*Task prompt:* Copy out all of the material exactly.

*Available data:*

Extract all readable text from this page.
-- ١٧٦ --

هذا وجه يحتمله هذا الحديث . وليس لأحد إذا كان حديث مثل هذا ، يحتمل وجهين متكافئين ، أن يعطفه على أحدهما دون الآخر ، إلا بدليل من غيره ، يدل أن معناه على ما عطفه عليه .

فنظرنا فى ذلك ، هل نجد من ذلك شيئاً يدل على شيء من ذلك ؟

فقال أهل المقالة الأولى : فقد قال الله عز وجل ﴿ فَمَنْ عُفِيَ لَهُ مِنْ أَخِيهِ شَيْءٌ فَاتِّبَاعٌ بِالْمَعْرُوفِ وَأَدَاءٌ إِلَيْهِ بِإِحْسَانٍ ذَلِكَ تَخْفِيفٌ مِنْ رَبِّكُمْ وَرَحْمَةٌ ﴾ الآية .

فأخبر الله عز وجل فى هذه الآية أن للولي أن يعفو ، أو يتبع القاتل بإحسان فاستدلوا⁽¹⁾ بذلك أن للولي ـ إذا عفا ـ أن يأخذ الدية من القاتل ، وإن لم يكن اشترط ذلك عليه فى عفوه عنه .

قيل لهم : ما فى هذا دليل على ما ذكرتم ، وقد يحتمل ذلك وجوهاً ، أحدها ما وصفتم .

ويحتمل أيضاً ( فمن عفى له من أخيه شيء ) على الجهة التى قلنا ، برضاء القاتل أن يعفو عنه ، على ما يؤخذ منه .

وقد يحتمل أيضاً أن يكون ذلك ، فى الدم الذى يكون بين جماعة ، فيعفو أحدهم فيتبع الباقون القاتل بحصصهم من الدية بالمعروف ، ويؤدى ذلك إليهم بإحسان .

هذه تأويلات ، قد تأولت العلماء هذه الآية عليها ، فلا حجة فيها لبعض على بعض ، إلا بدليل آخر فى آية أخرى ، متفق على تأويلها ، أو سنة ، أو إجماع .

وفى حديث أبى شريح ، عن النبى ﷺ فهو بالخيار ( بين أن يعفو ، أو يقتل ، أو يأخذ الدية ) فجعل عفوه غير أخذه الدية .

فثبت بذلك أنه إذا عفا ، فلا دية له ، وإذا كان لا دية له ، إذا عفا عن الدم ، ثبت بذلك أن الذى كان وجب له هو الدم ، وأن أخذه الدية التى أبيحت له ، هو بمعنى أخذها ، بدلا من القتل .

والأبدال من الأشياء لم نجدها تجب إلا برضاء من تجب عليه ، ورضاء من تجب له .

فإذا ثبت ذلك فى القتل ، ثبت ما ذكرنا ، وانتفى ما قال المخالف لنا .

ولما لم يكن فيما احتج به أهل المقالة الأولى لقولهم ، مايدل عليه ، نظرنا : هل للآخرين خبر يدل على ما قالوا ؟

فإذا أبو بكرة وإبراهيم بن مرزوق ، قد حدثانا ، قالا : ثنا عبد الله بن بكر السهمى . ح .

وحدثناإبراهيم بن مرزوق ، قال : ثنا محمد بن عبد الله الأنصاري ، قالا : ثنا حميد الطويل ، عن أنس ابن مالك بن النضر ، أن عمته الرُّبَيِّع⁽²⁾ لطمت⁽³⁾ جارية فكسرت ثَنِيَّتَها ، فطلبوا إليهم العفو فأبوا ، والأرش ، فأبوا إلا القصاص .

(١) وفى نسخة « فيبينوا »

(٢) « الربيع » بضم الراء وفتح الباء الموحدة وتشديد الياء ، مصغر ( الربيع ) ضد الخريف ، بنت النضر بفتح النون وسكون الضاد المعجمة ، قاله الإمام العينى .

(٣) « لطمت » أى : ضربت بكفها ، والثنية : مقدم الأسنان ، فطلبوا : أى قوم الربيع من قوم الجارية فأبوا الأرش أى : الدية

*Written solution:*
Extract all readable text from this page.
-- ١٧٦ --

هذا وجه يحتمله هذا الحديث . وليس لأحد إذا كان حديث مثل هذا ، يحتمل وجهين متكافئين ، أن يعطفه على أحدهما دون الآخر ، إلا بدليل من غيره ، يدل أن معناه على ما عطفه عليه .

فنظرنا فى ذلك ، هل نجد من ذلك شيئاً يدل على شيء من ذلك ؟

فقال أهل المقالة الأولى : فقد قال الله عز وجل ﴿ فَمَنْ عُفِيَ لَهُ مِنْ أَخِيهِ شَيْءٌ فَاتِّبَاعٌ بِالْمَعْرُوفِ وَأَدَاءٌ إِلَيْهِ بِإِحْسَانٍ ذَلِكَ تَخْفِيفٌ مِنْ رَبِّكُمْ وَرَحْمَةٌ ﴾ الآية .

فأخبر الله عز وجل فى هذه الآية أن للولي أن يعفو ، أو يتبع القاتل بإحسان فاستدلوا⁽¹⁾ بذلك أن للولي ـ إذا عفا ـ أن يأخذ الدية من القاتل ، وإن لم يكن اشترط ذلك عليه فى عفوه عنه .

قيل لهم : ما فى هذا دليل على ما ذكرتم ، وقد يحتمل ذلك وجوهاً ، أحدها ما وصفتم .

ويحتمل أيضاً ( فمن عفى له من أخيه شيء ) على الجهة التى قلنا ، برضاء القاتل أن يعفو عنه ، على ما يؤخذ منه .

وقد يحتمل أيضاً أن يكون ذلك ، فى الدم الذى يكون بين جماعة ، فيعفو أحدهم فيتبع الباقون القاتل بحصصهم من الدية بالمعروف ، ويؤدى ذلك إليهم بإحسان .

هذه تأويلات ، قد تأولت العلماء هذه الآية عليها ، فلا حجة فيها لبعض على بعض ، إلا بدليل آخر فى آية أخرى ، متفق على تأويلها ، أو سنة ، أو إجماع .

وفى حديث أبى شريح ، عن النبى ﷺ فهو بالخيار ( بين أن يعفو ، أو يقتل ، أو يأخذ الدية ) فجعل عفوه غير أخذه الدية .

فثبت بذلك أنه إذا عفا ، فلا دية له ، وإذا كان لا دية له ، إذا عفا عن الدم ، ثبت بذلك أن الذى كان وجب له هو الدم ، وأن أخذه الدية التى أبيحت له ، هو بمعنى أخذها ، بدلا من القتل .

والأبدال من الأشياء لم نجدها تجب إلا برضاء من تجب عليه ، ورضاء من تجب له .

فإذا ثبت ذلك فى القتل ، ثبت ما ذكرنا ، وانتفى ما قال المخالف لنا .

ولما لم يكن فيما احتج به أهل المقالة الأولى لقولهم ، مايدل عليه ، نظرنا : هل للآخرين خبر يدل على ما قالوا ؟

فإذا أبو بكرة وإبراهيم بن مرزوق ، قد حدثانا ، قالا : ثنا عبد الله بن بكر السهمى . ح .

وحدثناإبراهيم بن مرزوق ، قال : ثنا محمد بن عبد الله الأنصاري ، قالا : ثنا حميد الطويل ، عن أنس ابن مالك بن النضر ، أن عمته الرُّبَيِّع⁽²⁾ لطمت⁽³⁾ جارية فكسرت ثَنِيَّتَها ، فطلبوا إليهم العفو فأبوا ، والأرش ، فأبوا إلا القصاص .

(١) وفى نسخة « فيبينوا »

(٢) « الربيع » بضم الراء وفتح الباء الموحدة وتشديد الياء ، مصغر ( الربيع ) ضد الخريف ، بنت النضر بفتح النون وسكون الضاد المعجمة ، قاله الإمام العينى .

(٣) « لطمت » أى : ضربت بكفها ، والثنية : مقدم الأسنان ، فطلبوا : أى قوم الربيع من قوم الجارية فأبوا الأرش أى : الدية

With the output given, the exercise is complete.